- Aim of the exercise
Switch "bbox" to "bounding box" in the lines below and change nothing else. Omit the pictures from your answer.

(Layout annotation data)
——

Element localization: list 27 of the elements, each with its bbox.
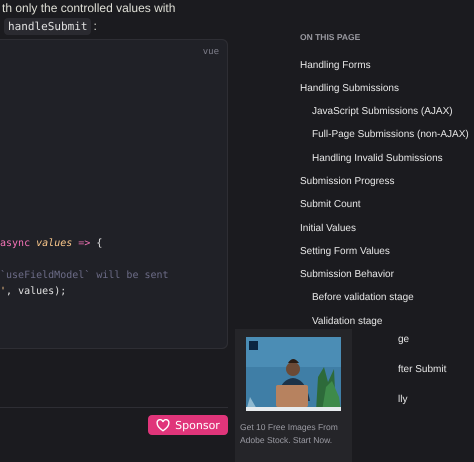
toc-link[interactable]: Handling Forms: [300, 58, 371, 73]
toc-link[interactable]: Submission Progress: [300, 175, 394, 189]
heart-icon: [156, 418, 170, 432]
toc-link[interactable]: Submission Behavior: [300, 268, 394, 282]
code-line: ', values);: [0, 285, 68, 299]
toc-link[interactable]: ge: [398, 333, 410, 348]
code-comment: `useFieldModel` will be sent: [0, 269, 169, 283]
language-label: vue: [202, 47, 219, 57]
toc-link[interactable]: Initial Values: [300, 222, 356, 236]
toc-link[interactable]: Validation stage: [312, 314, 382, 329]
toc-link[interactable]: Full-Page Submissions (non-AJAX): [312, 128, 469, 142]
toc-link[interactable]: lly: [398, 393, 408, 408]
toc-link[interactable]: fter Submit: [398, 363, 446, 378]
colon-text: :: [93, 18, 97, 35]
toc-link[interactable]: Setting Form Values: [300, 244, 390, 259]
toc-link[interactable]: JavaScript Submissions (AJAX): [312, 105, 453, 120]
sponsor-button[interactable]: Sponsor: [148, 415, 228, 435]
toc-link[interactable]: Submit Count: [300, 198, 361, 212]
code-line: async values => {: [0, 237, 104, 251]
inline-code: handleSubmit: [4, 18, 92, 35]
toc-link[interactable]: Handling Invalid Submissions: [312, 152, 443, 166]
toc-heading: ON THIS PAGE: [300, 32, 362, 44]
toc-link[interactable]: Handling Submissions: [300, 82, 399, 96]
toc-link[interactable]: Before validation stage: [312, 291, 414, 306]
ad-card[interactable]: Get 10 Free Images From Adobe Stock. Start Now.: [235, 329, 352, 462]
ad-text: Get 10 Free Images From Adobe Stock. Start Now.: [239, 421, 339, 447]
paragraph-text: th only the controlled values with: [2, 0, 176, 17]
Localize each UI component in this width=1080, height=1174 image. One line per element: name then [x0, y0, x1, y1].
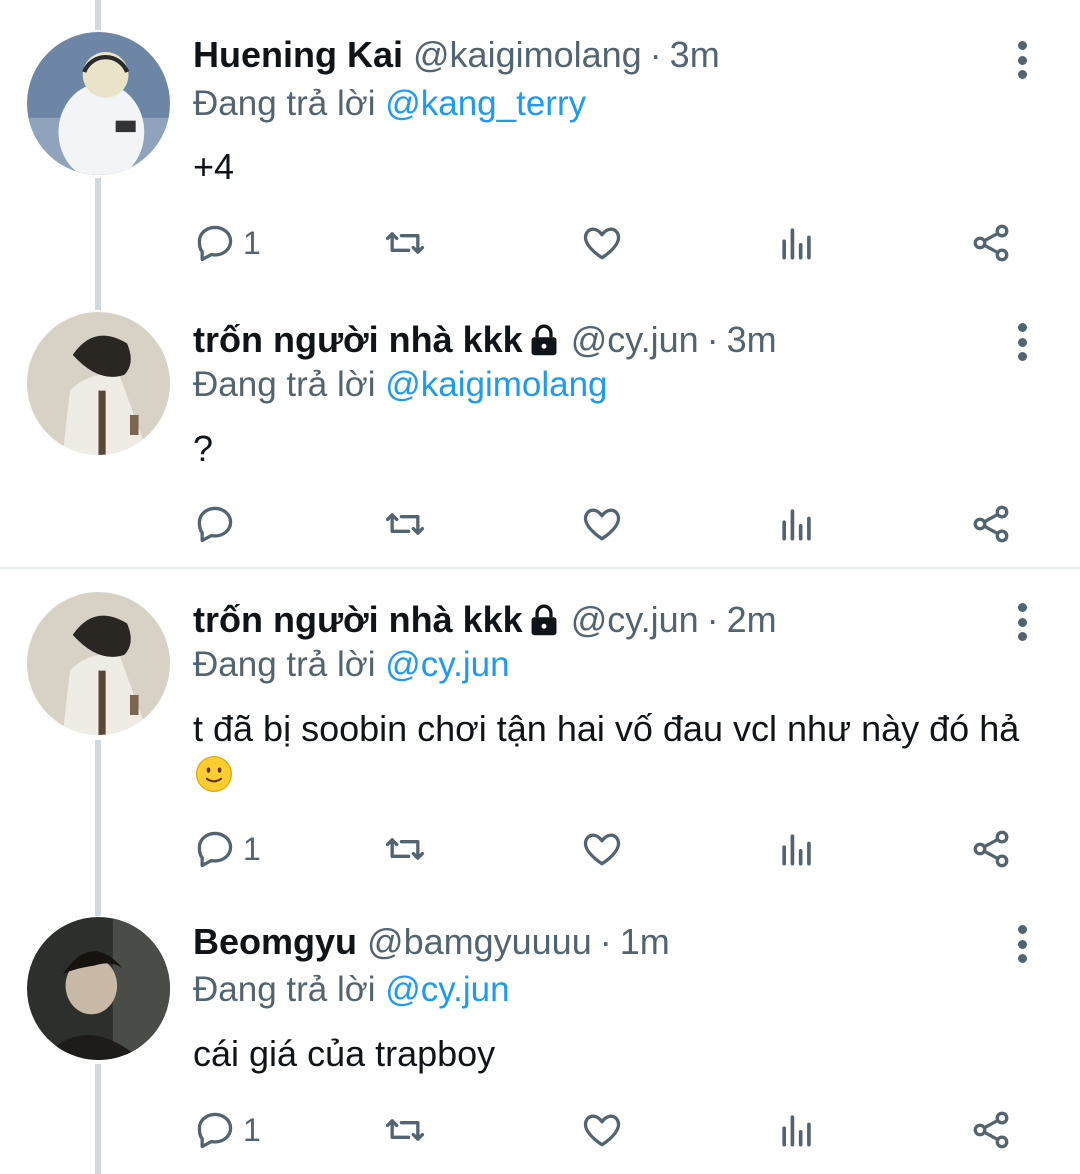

——

- The completed task
Element localization: list 27 of the elements, each with its bounding box.
toc-link[interactable]: Handling Forms: [300, 58, 371, 73]
toc-link[interactable]: Submission Progress: [300, 175, 394, 189]
heart-icon: [156, 418, 170, 432]
toc-link[interactable]: Submission Behavior: [300, 268, 394, 282]
code-line: ', values);: [0, 285, 68, 299]
toc-link[interactable]: ge: [398, 333, 410, 348]
code-comment: `useFieldModel` will be sent: [0, 269, 169, 283]
language-label: vue: [202, 47, 219, 57]
toc-link[interactable]: Initial Values: [300, 222, 356, 236]
toc-link[interactable]: Validation stage: [312, 314, 382, 329]
toc-link[interactable]: Full-Page Submissions (non-AJAX): [312, 128, 469, 142]
toc-link[interactable]: lly: [398, 393, 408, 408]
toc-link[interactable]: fter Submit: [398, 363, 446, 378]
colon-text: :: [93, 18, 97, 35]
toc-link[interactable]: Setting Form Values: [300, 244, 390, 259]
toc-link[interactable]: JavaScript Submissions (AJAX): [312, 105, 453, 120]
sponsor-button[interactable]: Sponsor: [148, 415, 228, 435]
toc-link[interactable]: Submit Count: [300, 198, 361, 212]
code-line: async values => {: [0, 237, 104, 251]
inline-code: handleSubmit: [4, 18, 92, 35]
toc-link[interactable]: Handling Invalid Submissions: [312, 152, 443, 166]
toc-heading: ON THIS PAGE: [300, 32, 362, 44]
toc-link[interactable]: Handling Submissions: [300, 82, 399, 96]
toc-link[interactable]: Before validation stage: [312, 291, 414, 306]
ad-card[interactable]: Get 10 Free Images From Adobe Stock. Start Now.: [235, 329, 352, 462]
ad-text: Get 10 Free Images From Adobe Stock. Start Now.: [239, 421, 339, 447]
paragraph-text: th only the controlled values with: [2, 0, 176, 17]
Localize each UI component in this width=1080, height=1174 image. One line per element: name then [x0, y0, x1, y1].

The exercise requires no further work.